## start

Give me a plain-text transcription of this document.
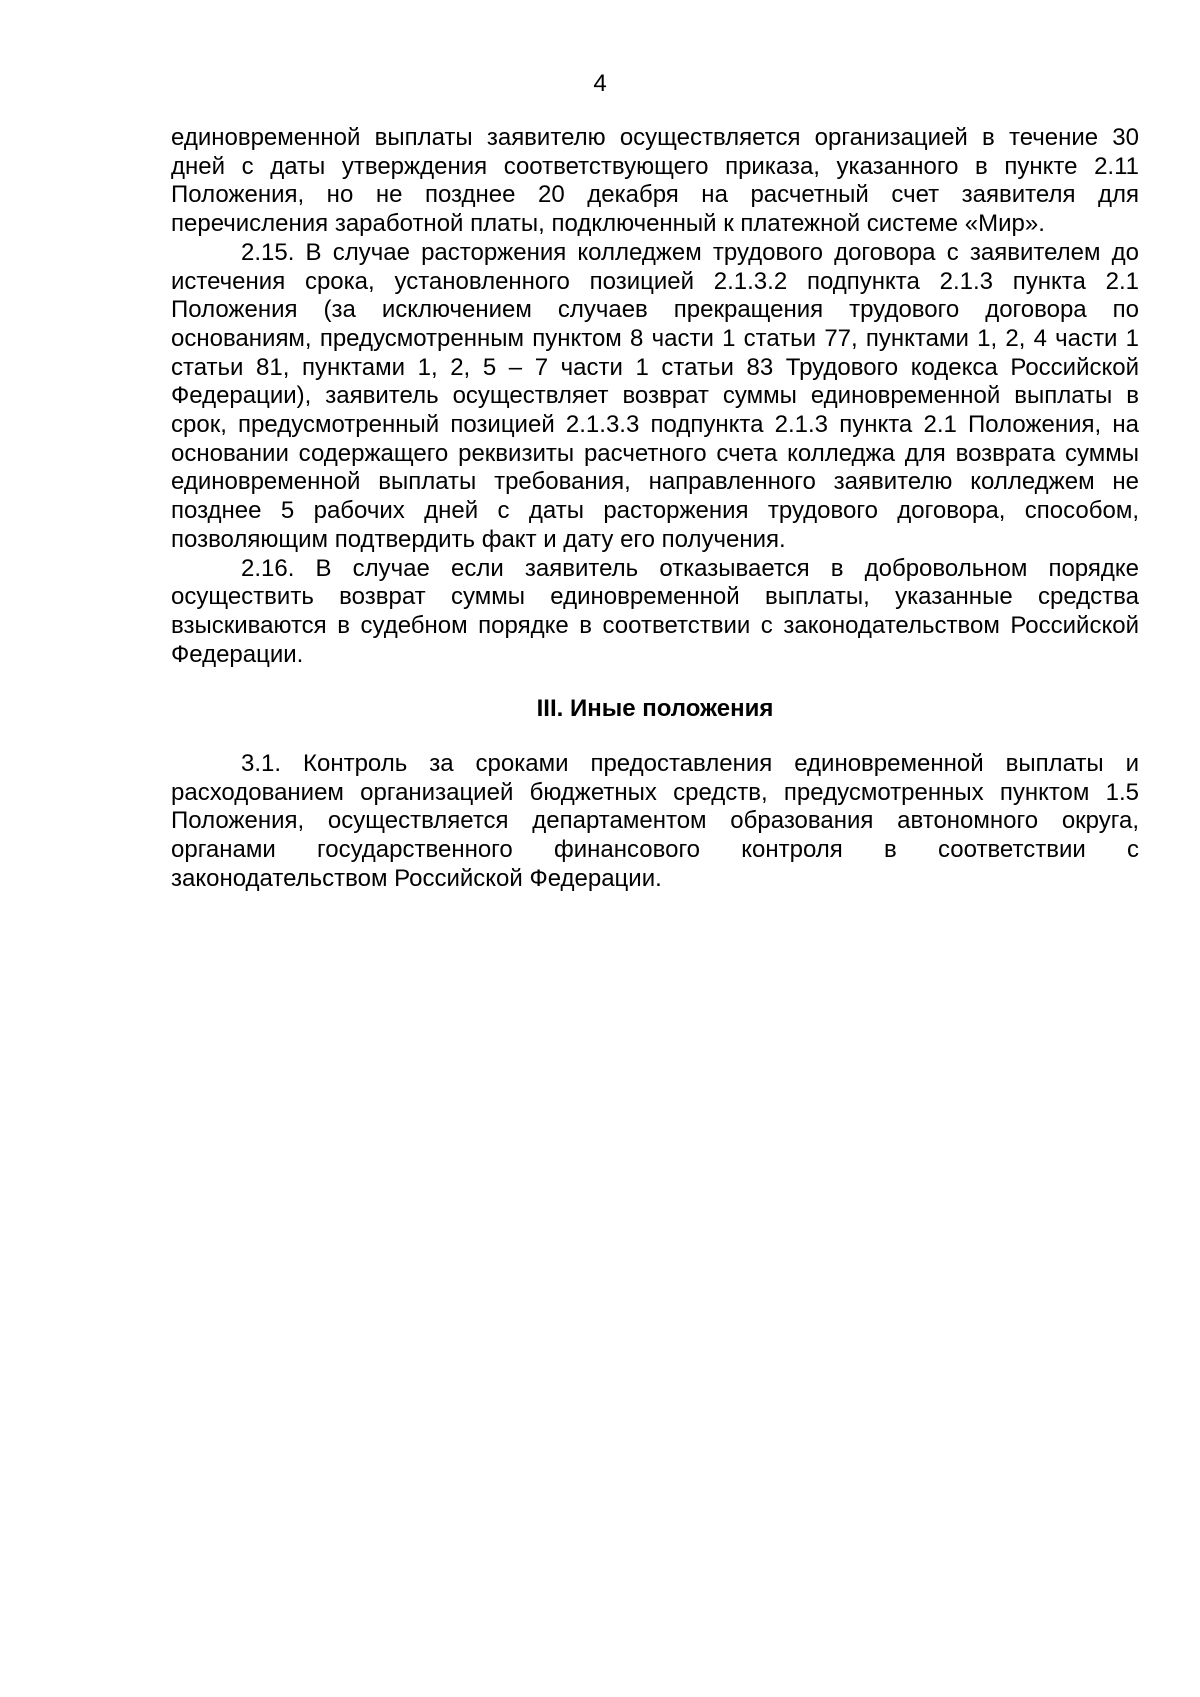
4

единовременной выплаты заявителю осуществляется организацией в течение 30 дней с даты утверждения соответствующего приказа, указанного в пункте 2.11 Положения, но не позднее 20 декабря на расчетный счет заявителя для перечисления заработной платы, подключенный к платежной системе «Мир».

2.15. В случае расторжения колледжем трудового договора с заявителем до истечения срока, установленного позицией 2.1.3.2 подпункта 2.1.3 пункта 2.1 Положения (за исключением случаев прекращения трудового договора по основаниям, предусмотренным пунктом 8 части 1 статьи 77, пунктами 1, 2, 4 части 1 статьи 81, пунктами 1, 2, 5 – 7 части 1 статьи 83 Трудового кодекса Российской Федерации), заявитель осуществляет возврат суммы единовременной выплаты в срок, предусмотренный позицией 2.1.3.3 подпункта 2.1.3 пункта 2.1 Положения, на основании содержащего реквизиты расчетного счета колледжа для возврата суммы единовременной выплаты требования, направленного заявителю колледжем не позднее 5 рабочих дней с даты расторжения трудового договора, способом, позволяющим подтвердить факт и дату его получения.

2.16. В случае если заявитель отказывается в добровольном порядке осуществить возврат суммы единовременной выплаты, указанные средства взыскиваются в судебном порядке в соответствии с законодательством Российской Федерации.

III. Иные положения

3.1. Контроль за сроками предоставления единовременной выплаты и расходованием организацией бюджетных средств, предусмотренных пунктом 1.5 Положения, осуществляется департаментом образования автономного округа, органами государственного финансового контроля в соответствии с законодательством Российской Федерации.
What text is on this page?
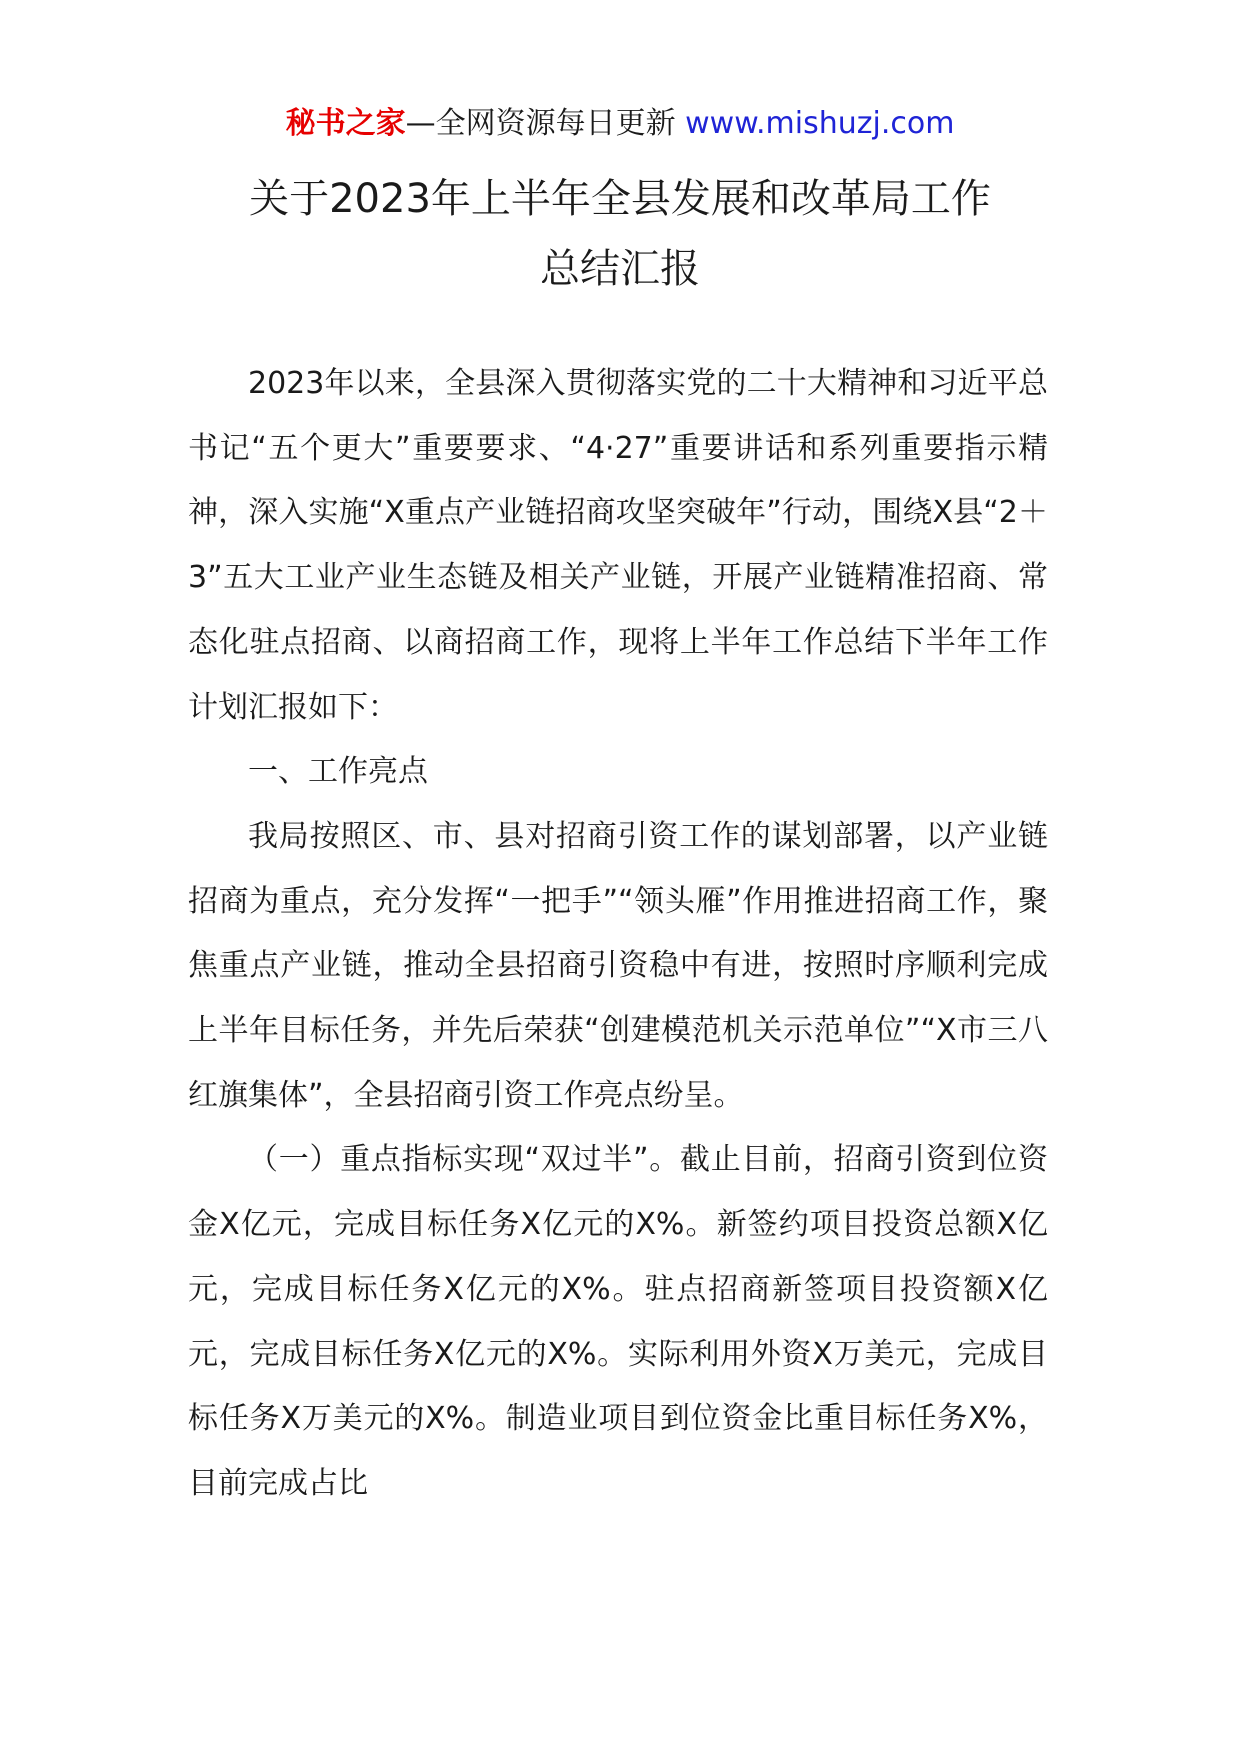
秘书之家—全网资源每日更新 www.mishuzj.com
关于2023年上半年全县发展和改革局工作
总结汇报

2023年以来，全县深入贯彻落实党的二十大精神和习近平总书记“五个更大”重要要求、“4·27”重要讲话和系列重要指示精神，深入实施“X重点产业链招商攻坚突破年”行动，围绕X县“2＋3”五大工业产业生态链及相关产业链，开展产业链精准招商、常态化驻点招商、以商招商工作，现将上半年工作总结下半年工作计划汇报如下：

一、工作亮点

我局按照区、市、县对招商引资工作的谋划部署，以产业链招商为重点，充分发挥“一把手”“领头雁”作用推进招商工作，聚焦重点产业链，推动全县招商引资稳中有进，按照时序顺利完成上半年目标任务，并先后荣获“创建模范机关示范单位”“X市三八红旗集体”，全县招商引资工作亮点纷呈。

（一）重点指标实现“双过半”。截止目前，招商引资到位资金X亿元，完成目标任务X亿元的X%。新签约项目投资总额X亿元，完成目标任务X亿元的X%。驻点招商新签项目投资额X亿元，完成目标任务X亿元的X%。实际利用外资X万美元，完成目标任务X万美元的X%。制造业项目到位资金比重目标任务X%，目前完成占比
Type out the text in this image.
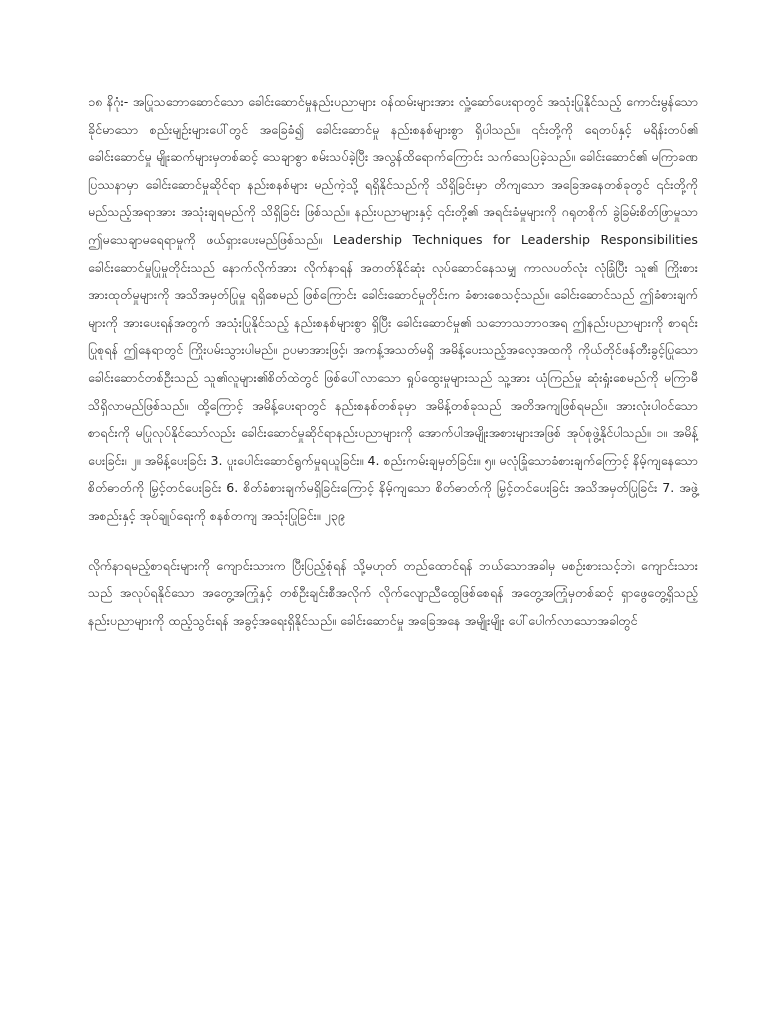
၁၈ နိဂုံး- အပြုသဘောဆောင်သော ခေါင်းဆောင်မှုနည်းပညာများ ဝန်ထမ်းများအား လှုံ့ဆော်ပေးရာတွင် အသုံးပြုနိုင်သည့် ကောင်းမွန်သော ခိုင်မာသော စည်းမျဉ်းများပေါ်တွင် အခြေခံ၍ ခေါင်းဆောင်မှု နည်းစနစ်များစွာ ရှိပါသည်။ ၎င်းတို့ကို ရေတပ်နှင့် မရိန်းတပ်၏ ခေါင်းဆောင်မှု မျိုးဆက်များမှတစ်ဆင့် သေချာစွာ စမ်းသပ်ခဲ့ပြီး အလွန်ထိရောက်ကြောင်း သက်သေပြခဲ့သည်။ ခေါင်းဆောင်၏ မကြာခဏ ပြဿနာမှာ ခေါင်းဆောင်မှုဆိုင်ရာ နည်းစနစ်များ မည်ကဲ့သို့ ရရှိနိုင်သည်ကို သိရှိခြင်းမှာ တိကျသော အခြေအနေတစ်ခုတွင် ၎င်းတို့ကို မည်သည့်အရာအား အသုံးချရမည်ကို သိရှိခြင်း ဖြစ်သည်။ နည်းပညာများနှင့် ၎င်းတို့၏ အရင်းခံမှုများကို ဂရုတစိုက် ခွဲခြမ်းစိတ်ဖြာမှုသာ ဤမသေချာမရေရာမှုကို ဖယ်ရှားပေးမည်ဖြစ်သည်။ Leadership Techniques for Leadership Responsibilities ခေါင်းဆောင်မှုပြုမှုတိုင်းသည် နောက်လိုက်အား လိုက်နာရန် အတတ်နိုင်ဆုံး လုပ်ဆောင်နေသမျှ ကာလပတ်လုံး လုံခြုံပြီး သူ၏ ကြိုးစားအားထုတ်မှုများကို အသိအမှတ်ပြုမှု ရရှိစေမည် ဖြစ်ကြောင်း ခေါင်းဆောင်မှုတိုင်းက ခံစားစေသင့်သည်။ ခေါင်းဆောင်သည် ဤခံစားချက်များကို အားပေးရန်အတွက် အသုံးပြုနိုင်သည့် နည်းစနစ်များစွာ ရှိပြီး ခေါင်းဆောင်မှု၏ သဘောသဘာဝအရ ဤနည်းပညာများကို စာရင်းပြုစုရန် ဤနေရာတွင် ကြိုးပမ်းသွားပါမည်။ ဥပမာအားဖြင့်၊ အကန့်အသတ်မရှိ အမိန့်ပေးသည့်အလေ့အထကို ကိုယ်တိုင်ဖန်တီးခွင့်ပြုသော ခေါင်းဆောင်တစ်ဦးသည် သူ၏လူများ၏စိတ်ထဲတွင် ဖြစ်ပေါ်လာသော ရှုပ်ထွေးမှုများသည် သူ့အား ယုံကြည်မှု ဆုံးရှုံးစေမည်ကို မကြာမီ သိရှိလာမည်ဖြစ်သည်။ ထို့ကြောင့် အမိန့်ပေးရာတွင် နည်းစနစ်တစ်ခုမှာ အမိန့်တစ်ခုသည် အတိအကျဖြစ်ရမည်။ အားလုံးပါဝင်သောစာရင်းကို မပြုလုပ်နိုင်သော်လည်း ခေါင်းဆောင်မှုဆိုင်ရာနည်းပညာများကို အောက်ပါအမျိုးအစားများအဖြစ် အုပ်စုဖွဲ့နိုင်ပါသည်။ ၁။ အမိန့်ပေးခြင်း၊ ၂။ အမိန့်ပေးခြင်း 3. ပူးပေါင်းဆောင်ရွက်မှုရယူခြင်း။ 4. စည်းကမ်းချမှတ်ခြင်း။ ၅။ မလုံခြုံသောခံစားချက်ကြောင့် နိမ့်ကျနေသော စိတ်ဓာတ်ကို မြှင့်တင်ပေးခြင်း 6. စိတ်ခံစားချက်မရှိခြင်းကြောင့် နိမ့်ကျသော စိတ်ဓာတ်ကို မြှင့်တင်ပေးခြင်း အသိအမှတ်ပြုခြင်း 7. အဖွဲ့အစည်းနှင့် အုပ်ချုပ်ရေးကို စနစ်တကျ အသုံးပြုခြင်း။ ၂၃၉

လိုက်နာရမည့်စာရင်းများကို ကျောင်းသားက ပြီးပြည့်စုံရန် သို့မဟုတ် တည်ထောင်ရန် ဘယ်သောအခါမှ မစဉ်းစားသင့်ဘဲ၊ ကျောင်းသားသည် အလုပ်ရနိုင်သော အတွေ့အကြုံနှင့် တစ်ဦးချင်းစီအလိုက် လိုက်လျောညီထွေဖြစ်စေရန် အတွေ့အကြုံမှတစ်ဆင့် ရှာဖွေတွေ့ရှိသည့် နည်းပညာများကို ထည့်သွင်းရန် အခွင့်အရေးရှိနိုင်သည်။ ခေါင်းဆောင်မှု အခြေအနေ အမျိုးမျိုး ပေါ်ပေါက်လာသောအခါတွင်
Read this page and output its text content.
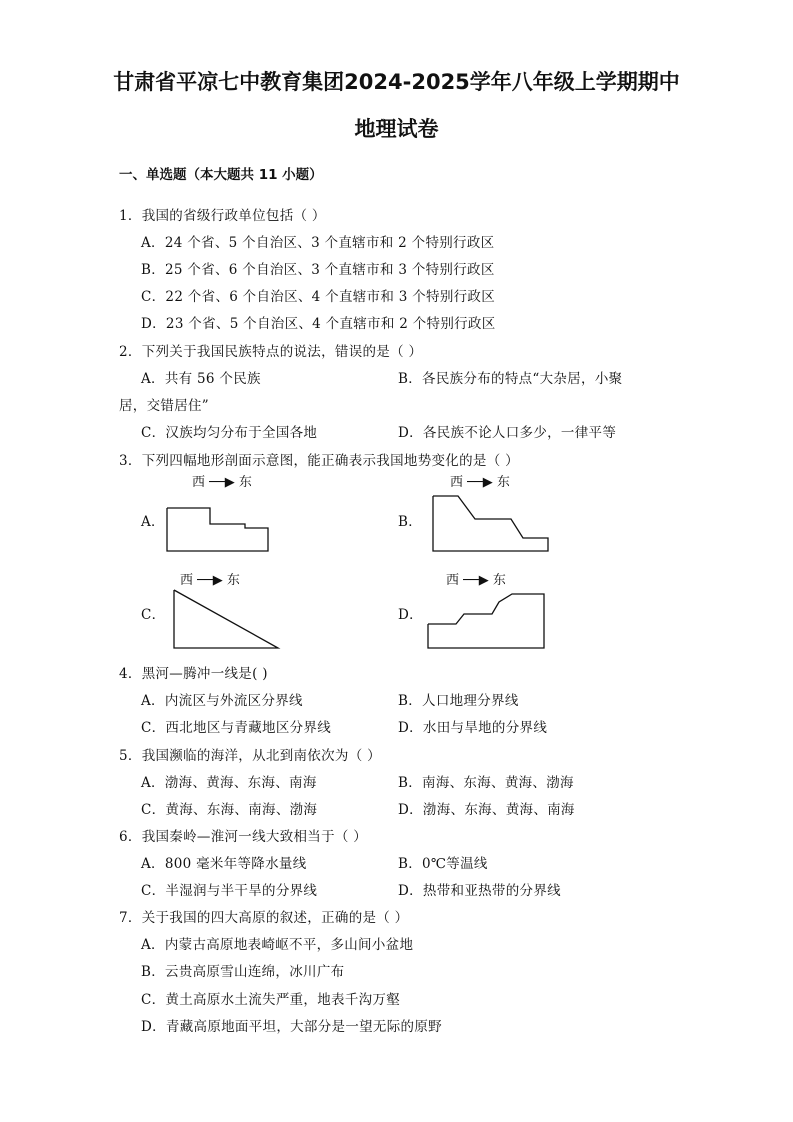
甘肃省平凉七中教育集团2024-2025学年八年级上学期期中
地理试卷
一、单选题（本大题共 11 小题）
1．我国的省级行政单位包括（ ）
A．24 个省、5 个自治区、3 个直辖市和 2 个特别行政区
B．25 个省、6 个自治区、3 个直辖市和 3 个特别行政区
C．22 个省、6 个自治区、4 个直辖市和 3 个特别行政区
D．23 个省、5 个自治区、4 个直辖市和 2 个特别行政区
2．下列关于我国民族特点的说法，错误的是（ ）
A．共有 56 个民族	B．各民族分布的特点“大杂居，小聚
居，交错居住”
C．汉族均匀分布于全国各地	D．各民族不论人口多少，一律平等
3．下列四幅地形剖面示意图，能正确表示我国地势变化的是（ ）
A．
西 ──▶ 东
B．
西 ──▶ 东
C．
西 ──▶ 东
D．
西 ──▶ 东
4．黑河—腾冲一线是( )
A．内流区与外流区分界线	B．人口地理分界线
C．西北地区与青藏地区分界线	D．水田与旱地的分界线
5．我国濒临的海洋，从北到南依次为（ ）
A．渤海、黄海、东海、南海	B．南海、东海、黄海、渤海
C．黄海、东海、南海、渤海	D．渤海、东海、黄海、南海
6．我国秦岭—淮河一线大致相当于（ ）
A．800 毫米年等降水量线	B．0℃等温线
C．半湿润与半干旱的分界线	D．热带和亚热带的分界线
7．关于我国的四大高原的叙述，正确的是（ ）
A．内蒙古高原地表崎岖不平，多山间小盆地
B．云贵高原雪山连绵，冰川广布
C．黄土高原水土流失严重，地表千沟万壑
D．青藏高原地面平坦，大部分是一望无际的原野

## end

# [Stated exercise]
Using the records above, copy exactly and only the lines from the line with "Read this page and output its text content." through the end, both included; leave every picture out.

# [Result for this exercise]
Read this page and output its text content.
甘肃省平凉七中教育集团2024-2025学年八年级上学期期中
地理试卷
一、单选题（本大题共 11 小题）
1．我国的省级行政单位包括（ ）
A．24 个省、5 个自治区、3 个直辖市和 2 个特别行政区
B．25 个省、6 个自治区、3 个直辖市和 3 个特别行政区
C．22 个省、6 个自治区、4 个直辖市和 3 个特别行政区
D．23 个省、5 个自治区、4 个直辖市和 2 个特别行政区
2．下列关于我国民族特点的说法，错误的是（ ）
A．共有 56 个民族	B．各民族分布的特点“大杂居，小聚
居，交错居住”
C．汉族均匀分布于全国各地	D．各民族不论人口多少，一律平等
3．下列四幅地形剖面示意图，能正确表示我国地势变化的是（ ）
A．
西 ──▶ 东
B．
西 ──▶ 东
C．
西 ──▶ 东
D．
西 ──▶ 东
4．黑河—腾冲一线是( )
A．内流区与外流区分界线	B．人口地理分界线
C．西北地区与青藏地区分界线	D．水田与旱地的分界线
5．我国濒临的海洋，从北到南依次为（ ）
A．渤海、黄海、东海、南海	B．南海、东海、黄海、渤海
C．黄海、东海、南海、渤海	D．渤海、东海、黄海、南海
6．我国秦岭—淮河一线大致相当于（ ）
A．800 毫米年等降水量线	B．0℃等温线
C．半湿润与半干旱的分界线	D．热带和亚热带的分界线
7．关于我国的四大高原的叙述，正确的是（ ）
A．内蒙古高原地表崎岖不平，多山间小盆地
B．云贵高原雪山连绵，冰川广布
C．黄土高原水土流失严重，地表千沟万壑
D．青藏高原地面平坦，大部分是一望无际的原野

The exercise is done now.